TASK:
Copy the following lines word for word, reproducing every one of them without any change.

***** DATA *****

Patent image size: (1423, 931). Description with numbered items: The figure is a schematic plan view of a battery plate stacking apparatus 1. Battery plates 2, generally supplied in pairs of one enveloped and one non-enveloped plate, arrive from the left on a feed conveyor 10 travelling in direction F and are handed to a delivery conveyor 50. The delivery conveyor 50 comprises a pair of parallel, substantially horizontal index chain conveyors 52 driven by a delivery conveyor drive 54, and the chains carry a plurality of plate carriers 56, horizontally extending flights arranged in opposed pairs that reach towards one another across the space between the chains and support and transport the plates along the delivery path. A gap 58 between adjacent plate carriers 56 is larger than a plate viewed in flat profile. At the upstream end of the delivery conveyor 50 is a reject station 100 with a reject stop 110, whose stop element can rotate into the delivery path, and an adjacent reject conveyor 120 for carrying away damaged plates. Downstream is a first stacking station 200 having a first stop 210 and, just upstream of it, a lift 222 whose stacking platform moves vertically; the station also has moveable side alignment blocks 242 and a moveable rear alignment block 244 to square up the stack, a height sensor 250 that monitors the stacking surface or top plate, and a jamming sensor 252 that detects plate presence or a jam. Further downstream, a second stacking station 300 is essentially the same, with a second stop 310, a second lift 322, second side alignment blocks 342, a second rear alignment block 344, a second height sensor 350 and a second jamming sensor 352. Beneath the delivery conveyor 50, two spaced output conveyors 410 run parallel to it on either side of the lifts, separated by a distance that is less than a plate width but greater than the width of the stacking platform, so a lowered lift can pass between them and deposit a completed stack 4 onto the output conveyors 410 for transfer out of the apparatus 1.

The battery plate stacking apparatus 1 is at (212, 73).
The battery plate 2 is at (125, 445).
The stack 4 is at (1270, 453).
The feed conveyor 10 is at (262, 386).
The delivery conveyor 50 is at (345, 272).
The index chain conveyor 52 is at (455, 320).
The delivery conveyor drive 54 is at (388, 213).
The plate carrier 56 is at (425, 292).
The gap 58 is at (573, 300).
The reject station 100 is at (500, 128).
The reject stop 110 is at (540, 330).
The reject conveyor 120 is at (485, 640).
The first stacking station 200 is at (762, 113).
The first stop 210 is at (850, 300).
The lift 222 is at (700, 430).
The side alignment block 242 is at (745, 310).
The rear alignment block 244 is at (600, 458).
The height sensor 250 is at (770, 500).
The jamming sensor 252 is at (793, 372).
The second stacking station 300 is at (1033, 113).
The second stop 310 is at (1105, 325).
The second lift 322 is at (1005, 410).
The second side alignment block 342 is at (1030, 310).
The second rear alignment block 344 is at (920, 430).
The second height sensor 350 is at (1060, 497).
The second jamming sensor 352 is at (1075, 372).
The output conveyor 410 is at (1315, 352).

*****

SOLUTION FOR THIS EXERCISE:
Patent image size: (1423, 931). Description with numbered items: The figure is a schematic plan view of a battery plate stacking apparatus 1. Battery plates 2, generally supplied in pairs of one enveloped and one non-enveloped plate, arrive from the left on a feed conveyor 10 travelling in direction F and are handed to a delivery conveyor 50. The delivery conveyor 50 comprises a pair of parallel, substantially horizontal index chain conveyors 52 driven by a delivery conveyor drive 54, and the chains carry a plurality of plate carriers 56, horizontally extending flights arranged in opposed pairs that reach towards one another across the space between the chains and support and transport the plates along the delivery path. A gap 58 between adjacent plate carriers 56 is larger than a plate viewed in flat profile. At the upstream end of the delivery conveyor 50 is a reject station 100 with a reject stop 110, whose stop element can rotate into the delivery path, and an adjacent reject conveyor 120 for carrying away damaged plates. Downstream is a first stacking station 200 having a first stop 210 and, just upstream of it, a lift 222 whose stacking platform moves vertically; the station also has moveable side alignment blocks 242 and a moveable rear alignment block 244 to square up the stack, a height sensor 250 that monitors the stacking surface or top plate, and a jamming sensor 252 that detects plate presence or a jam. Further downstream, a second stacking station 300 is essentially the same, with a second stop 310, a second lift 322, second side alignment blocks 342, a second rear alignment block 344, a second height sensor 350 and a second jamming sensor 352. Beneath the delivery conveyor 50, two spaced output conveyors 410 run parallel to it on either side of the lifts, separated by a distance that is less than a plate width but greater than the width of the stacking platform, so a lowered lift can pass between them and deposit a completed stack 4 onto the output conveyors 410 for transfer out of the apparatus 1.

The battery plate stacking apparatus 1 is at (212, 73).
The battery plate 2 is at (125, 445).
The stack 4 is at (1270, 453).
The feed conveyor 10 is at (262, 386).
The delivery conveyor 50 is at (345, 272).
The index chain conveyor 52 is at (455, 320).
The delivery conveyor drive 54 is at (388, 213).
The plate carrier 56 is at (425, 292).
The gap 58 is at (573, 300).
The reject station 100 is at (500, 128).
The reject stop 110 is at (540, 330).
The reject conveyor 120 is at (485, 640).
The first stacking station 200 is at (762, 113).
The first stop 210 is at (850, 300).
The lift 222 is at (700, 430).
The side alignment block 242 is at (745, 310).
The rear alignment block 244 is at (600, 458).
The height sensor 250 is at (770, 500).
The jamming sensor 252 is at (793, 372).
The second stacking station 300 is at (1033, 113).
The second stop 310 is at (1105, 325).
The second lift 322 is at (1005, 410).
The second side alignment block 342 is at (1030, 310).
The second rear alignment block 344 is at (920, 430).
The second height sensor 350 is at (1060, 497).
The second jamming sensor 352 is at (1075, 372).
The output conveyor 410 is at (1315, 352).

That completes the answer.